Reproduce the records below exactly as they appear, omitting any pictures they contain.

Provided information |

--*--

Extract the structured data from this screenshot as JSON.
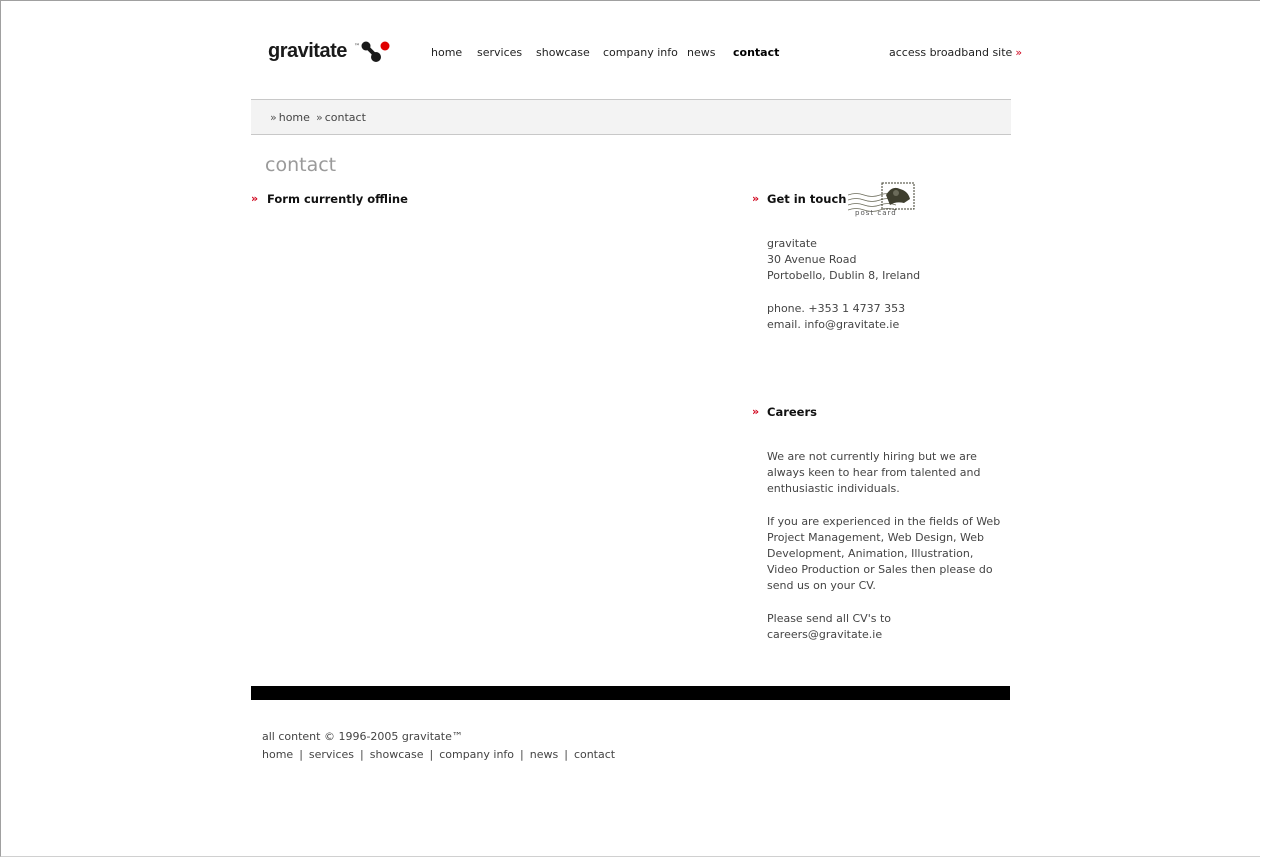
{
  "brand": {
    "name": "gravitate",
    "tm": "™"
  },
  "nav": {
    "items": [
      {
        "label": "home",
        "active": false
      },
      {
        "label": "services",
        "active": false
      },
      {
        "label": "showcase",
        "active": false
      },
      {
        "label": "company info",
        "active": false
      },
      {
        "label": "news",
        "active": false
      },
      {
        "label": "contact",
        "active": true
      }
    ],
    "broadband_label": "access broadband site",
    "broadband_arrow": "»"
  },
  "breadcrumb": [
    {
      "label": "home"
    },
    {
      "label": "contact"
    }
  ],
  "breadcrumb_sep": "»",
  "page_title": "contact",
  "form_section": {
    "arrow": "»",
    "title": "Form currently offline"
  },
  "get_in_touch": {
    "arrow": "»",
    "title": "Get in touch",
    "stamp_label": "post card",
    "address": [
      "gravitate",
      "30 Avenue Road",
      "Portobello, Dublin 8, Ireland"
    ],
    "phone": "phone. +353 1 4737 353",
    "email": "email. info@gravitate.ie"
  },
  "careers": {
    "arrow": "»",
    "title": "Careers",
    "para1": [
      "We are not currently hiring but we are",
      "always keen to hear from talented and",
      "enthusiastic individuals."
    ],
    "para2": [
      "If you are experienced in the fields of Web",
      "Project Management, Web Design, Web",
      "Development, Animation, Illustration,",
      "Video Production or Sales then please do",
      "send us on your CV."
    ],
    "para3": [
      "Please send all CV's to",
      "careers@gravitate.ie"
    ]
  },
  "footer": {
    "copyright": "all content © 1996-2005 gravitate™",
    "links": [
      "home",
      "services",
      "showcase",
      "company info",
      "news",
      "contact"
    ],
    "separator": "|"
  },
  "colors": {
    "accent": "#d0021b",
    "bar": "#000000",
    "crumb_bg": "#f3f3f3",
    "title_gray": "#9a9a9a"
  }
}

--*--

Written answer |
Extract the structured data from this screenshot as JSON.
{
  "brand": {
    "name": "gravitate",
    "tm": "™"
  },
  "nav": {
    "items": [
      {
        "label": "home",
        "active": false
      },
      {
        "label": "services",
        "active": false
      },
      {
        "label": "showcase",
        "active": false
      },
      {
        "label": "company info",
        "active": false
      },
      {
        "label": "news",
        "active": false
      },
      {
        "label": "contact",
        "active": true
      }
    ],
    "broadband_label": "access broadband site",
    "broadband_arrow": "»"
  },
  "breadcrumb": [
    {
      "label": "home"
    },
    {
      "label": "contact"
    }
  ],
  "breadcrumb_sep": "»",
  "page_title": "contact",
  "form_section": {
    "arrow": "»",
    "title": "Form currently offline"
  },
  "get_in_touch": {
    "arrow": "»",
    "title": "Get in touch",
    "stamp_label": "post card",
    "address": [
      "gravitate",
      "30 Avenue Road",
      "Portobello, Dublin 8, Ireland"
    ],
    "phone": "phone. +353 1 4737 353",
    "email": "email. info@gravitate.ie"
  },
  "careers": {
    "arrow": "»",
    "title": "Careers",
    "para1": [
      "We are not currently hiring but we are",
      "always keen to hear from talented and",
      "enthusiastic individuals."
    ],
    "para2": [
      "If you are experienced in the fields of Web",
      "Project Management, Web Design, Web",
      "Development, Animation, Illustration,",
      "Video Production or Sales then please do",
      "send us on your CV."
    ],
    "para3": [
      "Please send all CV's to",
      "careers@gravitate.ie"
    ]
  },
  "footer": {
    "copyright": "all content © 1996-2005 gravitate™",
    "links": [
      "home",
      "services",
      "showcase",
      "company info",
      "news",
      "contact"
    ],
    "separator": "|"
  },
  "colors": {
    "accent": "#d0021b",
    "bar": "#000000",
    "crumb_bg": "#f3f3f3",
    "title_gray": "#9a9a9a"
  }
}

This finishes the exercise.